## Text section

Content starts

Scanner Buying Guide
Film & Slide Features
While scanner features vary from type to type, there are a few standard features common to all.
The bit depth of a scanner is basically how precise the scanning element is in distinguishing between various shades of colors. The higher the bit depth, the more exact each individual color will be. Also, a higher bit depth will create a smoother transition between colors will be in the final file.
The minimum acceptable depth for color scans is 24 bits, which means that the scanner can distinguish between 16.8 million colors. For black and white and grayscale scanning, 8 bits are more than sufficient.
A scanner's resolution is how many dots or pixels per inch (listed as either DPI or PPI) a scanner reads from a document. The higher the number the more exact the scan will be and the better the final image. Resolution is sometimes listed with two numbers shown being multiplied by each other (600 x 300, for example). The lower number is the actual scanning resolution and the one that should be used in deciding the scanner's quality.
There are usually two types of resolution listed with a scanner: Optical and Interpolated. Optical resolution is the actual physical resolution that a scanner can read and the more accurate of the two. The interpolated resolution is how large a scan can be "blown up" using an included software algorithm. This should only be of interest to people who plan on enlarging their documents significantly.
For the average user, a minimum of 300 dpi should be more than sufficient for most uses. This will produce good image quality for both web and print presentations. As with everything, though, the higher quality you buy the more flexibility you will have later on.
Similar to bit depth, optical density is a measurement of the range of tones a scanner can see. It is measure from 0.0 (perfect white) to 4.0 (the blackest black). The higher the number the more accurate the tonal range will be.
A good tonal range for a flatbed is at least 2.8. For Film and Slide scanners you should shoot for at least 3.2. In either case, the higher the better. Going for more initially could save you a lot of time and trouble later.
Sensor A scanner's sensor is basically its eye. Right now there are two primary types of scanner sensors: CCD and CIS. CCD (Charge-Coupled Device) is by far the most common and most reliable of the two. CIS (Contact Image Sensor) is a new, smaller chip that allows for scanners with a much more compact design.
In general, a CCD is still the better way to go in that it is more accurate and much more reliable. A CIS based scanner is a good option for those who don't require the best image quality and want to maximize space.
Optical Recognition Software (OCR)
To produce editable text from a scanned document you need OCR. When an image is scanned, it is usually turned into a single static image file. Any text in the document is treated as an image and can't be changed. OCR software "reads" the text in a scan and turns it into something easily editable in a word processing program, like Microsoft Word.
There are a number of different ways to connect a scanner to your computer. The oldest, and slowest, is through a parallel port connector. Most new scanner, though, tend to connect via either USB or SCSI.
- USB (Universal Serial Bus) is the most common and easiest connection. It is reasonably fast and a snap to connect. In fact, most USB scanners feature Plug and Play installation, which mean you just plug them in and they set themselves up with minimum input from you. A newer standard, USB 2.0, has recently come out that is much faster, but requires an adapter card or a computer that supports the standard.
- SCSI (Small Computer System Interface) is an extremely fast high end connection used by many graphics professionals. While much more complicated to install, and requiring a special interface card on the computer, the SCSI standard is lightning fast and extremely reliable. SCSI is primarily reserved for graphics professionals and high-end users.
- FireWire (IEEE 1394) is another new standard worth looking into which combines the speed of SCSI and the ease of use of USB. Unfortunately, it's still a new standard and still relatively expensive.

Content ends

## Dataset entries
Content starts

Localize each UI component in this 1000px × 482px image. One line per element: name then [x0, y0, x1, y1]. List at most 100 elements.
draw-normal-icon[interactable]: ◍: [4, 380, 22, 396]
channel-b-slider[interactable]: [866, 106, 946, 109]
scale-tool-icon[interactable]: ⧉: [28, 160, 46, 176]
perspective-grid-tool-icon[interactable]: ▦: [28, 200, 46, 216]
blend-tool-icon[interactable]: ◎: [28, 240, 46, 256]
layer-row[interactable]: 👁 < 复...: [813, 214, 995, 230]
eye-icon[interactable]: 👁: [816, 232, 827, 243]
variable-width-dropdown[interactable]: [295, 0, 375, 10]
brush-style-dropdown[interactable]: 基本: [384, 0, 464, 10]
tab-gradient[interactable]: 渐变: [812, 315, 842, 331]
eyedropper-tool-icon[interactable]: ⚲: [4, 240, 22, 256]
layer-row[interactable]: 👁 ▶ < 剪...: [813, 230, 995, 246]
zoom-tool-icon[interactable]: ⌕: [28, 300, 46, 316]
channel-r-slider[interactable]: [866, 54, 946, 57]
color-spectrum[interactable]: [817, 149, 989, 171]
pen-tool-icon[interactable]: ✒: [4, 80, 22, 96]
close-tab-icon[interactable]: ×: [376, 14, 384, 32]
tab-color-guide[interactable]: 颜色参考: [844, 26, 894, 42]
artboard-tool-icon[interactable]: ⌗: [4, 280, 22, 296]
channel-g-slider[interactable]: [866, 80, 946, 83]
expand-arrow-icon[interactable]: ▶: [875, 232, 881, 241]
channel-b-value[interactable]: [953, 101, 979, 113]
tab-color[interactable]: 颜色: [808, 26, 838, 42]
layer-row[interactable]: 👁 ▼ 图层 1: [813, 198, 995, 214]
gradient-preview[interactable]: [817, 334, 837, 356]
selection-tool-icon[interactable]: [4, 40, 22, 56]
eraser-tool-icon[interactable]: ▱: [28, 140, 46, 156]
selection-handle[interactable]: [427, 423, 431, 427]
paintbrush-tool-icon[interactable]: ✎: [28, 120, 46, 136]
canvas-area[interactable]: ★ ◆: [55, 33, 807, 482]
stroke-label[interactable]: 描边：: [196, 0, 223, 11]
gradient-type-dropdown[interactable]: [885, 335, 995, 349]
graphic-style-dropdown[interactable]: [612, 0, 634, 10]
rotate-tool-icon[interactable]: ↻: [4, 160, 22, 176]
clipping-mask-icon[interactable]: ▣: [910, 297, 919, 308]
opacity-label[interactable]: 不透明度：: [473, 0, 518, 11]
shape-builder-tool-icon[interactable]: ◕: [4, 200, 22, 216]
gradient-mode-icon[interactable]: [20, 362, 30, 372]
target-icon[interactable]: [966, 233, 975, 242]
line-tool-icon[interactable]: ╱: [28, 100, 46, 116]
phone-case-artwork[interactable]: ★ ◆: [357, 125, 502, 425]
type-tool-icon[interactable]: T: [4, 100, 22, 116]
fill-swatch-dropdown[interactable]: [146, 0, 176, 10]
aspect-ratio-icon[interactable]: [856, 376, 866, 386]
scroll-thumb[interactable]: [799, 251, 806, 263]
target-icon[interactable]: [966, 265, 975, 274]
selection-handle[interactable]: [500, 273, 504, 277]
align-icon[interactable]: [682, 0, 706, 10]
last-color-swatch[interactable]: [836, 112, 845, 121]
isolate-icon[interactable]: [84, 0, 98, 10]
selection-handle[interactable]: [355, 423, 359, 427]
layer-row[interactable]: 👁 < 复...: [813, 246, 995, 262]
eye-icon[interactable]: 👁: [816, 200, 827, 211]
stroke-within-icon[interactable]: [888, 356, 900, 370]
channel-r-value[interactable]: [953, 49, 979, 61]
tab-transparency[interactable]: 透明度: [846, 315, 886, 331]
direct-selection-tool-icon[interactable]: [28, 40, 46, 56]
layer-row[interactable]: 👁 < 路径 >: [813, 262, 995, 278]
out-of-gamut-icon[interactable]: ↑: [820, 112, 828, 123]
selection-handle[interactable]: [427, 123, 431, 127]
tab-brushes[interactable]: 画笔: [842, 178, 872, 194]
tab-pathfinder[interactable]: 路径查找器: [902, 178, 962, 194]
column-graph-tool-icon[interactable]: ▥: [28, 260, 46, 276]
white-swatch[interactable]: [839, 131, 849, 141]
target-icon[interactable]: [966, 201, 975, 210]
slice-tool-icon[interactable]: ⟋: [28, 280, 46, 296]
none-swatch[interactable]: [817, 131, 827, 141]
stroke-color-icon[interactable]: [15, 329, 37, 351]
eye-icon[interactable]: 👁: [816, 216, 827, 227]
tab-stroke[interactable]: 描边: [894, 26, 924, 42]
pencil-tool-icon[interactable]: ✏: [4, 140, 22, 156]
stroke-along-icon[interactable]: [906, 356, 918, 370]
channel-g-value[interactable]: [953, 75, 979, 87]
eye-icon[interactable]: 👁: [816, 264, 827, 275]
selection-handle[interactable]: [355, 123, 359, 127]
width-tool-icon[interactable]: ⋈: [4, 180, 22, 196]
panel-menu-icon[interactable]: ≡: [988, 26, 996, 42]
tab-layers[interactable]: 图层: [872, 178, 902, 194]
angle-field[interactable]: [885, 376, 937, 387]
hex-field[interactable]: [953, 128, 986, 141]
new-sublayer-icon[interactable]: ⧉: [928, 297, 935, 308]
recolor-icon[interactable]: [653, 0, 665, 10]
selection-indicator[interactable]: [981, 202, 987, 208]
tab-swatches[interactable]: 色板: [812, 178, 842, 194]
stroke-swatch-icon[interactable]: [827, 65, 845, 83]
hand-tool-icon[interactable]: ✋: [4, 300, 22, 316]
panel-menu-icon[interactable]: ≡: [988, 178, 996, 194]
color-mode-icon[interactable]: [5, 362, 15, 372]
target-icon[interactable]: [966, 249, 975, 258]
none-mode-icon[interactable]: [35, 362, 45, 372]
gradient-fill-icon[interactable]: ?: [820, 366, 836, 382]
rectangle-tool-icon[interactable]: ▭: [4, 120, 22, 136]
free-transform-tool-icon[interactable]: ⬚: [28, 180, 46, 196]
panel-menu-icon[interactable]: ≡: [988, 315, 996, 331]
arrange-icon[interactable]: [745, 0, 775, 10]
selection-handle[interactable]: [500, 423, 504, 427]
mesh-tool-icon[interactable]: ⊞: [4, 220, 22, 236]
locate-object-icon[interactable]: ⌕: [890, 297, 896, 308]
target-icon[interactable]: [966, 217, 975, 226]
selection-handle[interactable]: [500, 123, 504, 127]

Content ends

## Work required
Translate this sentence from the scanner buying guide into Spanish: "In general, a CCD is still the better way to go in that it is more accurate and much more reliable."

## Solved exercise
En general, un CCD sigue siendo la mejor opción, ya que es más preciso y mucho más fiable.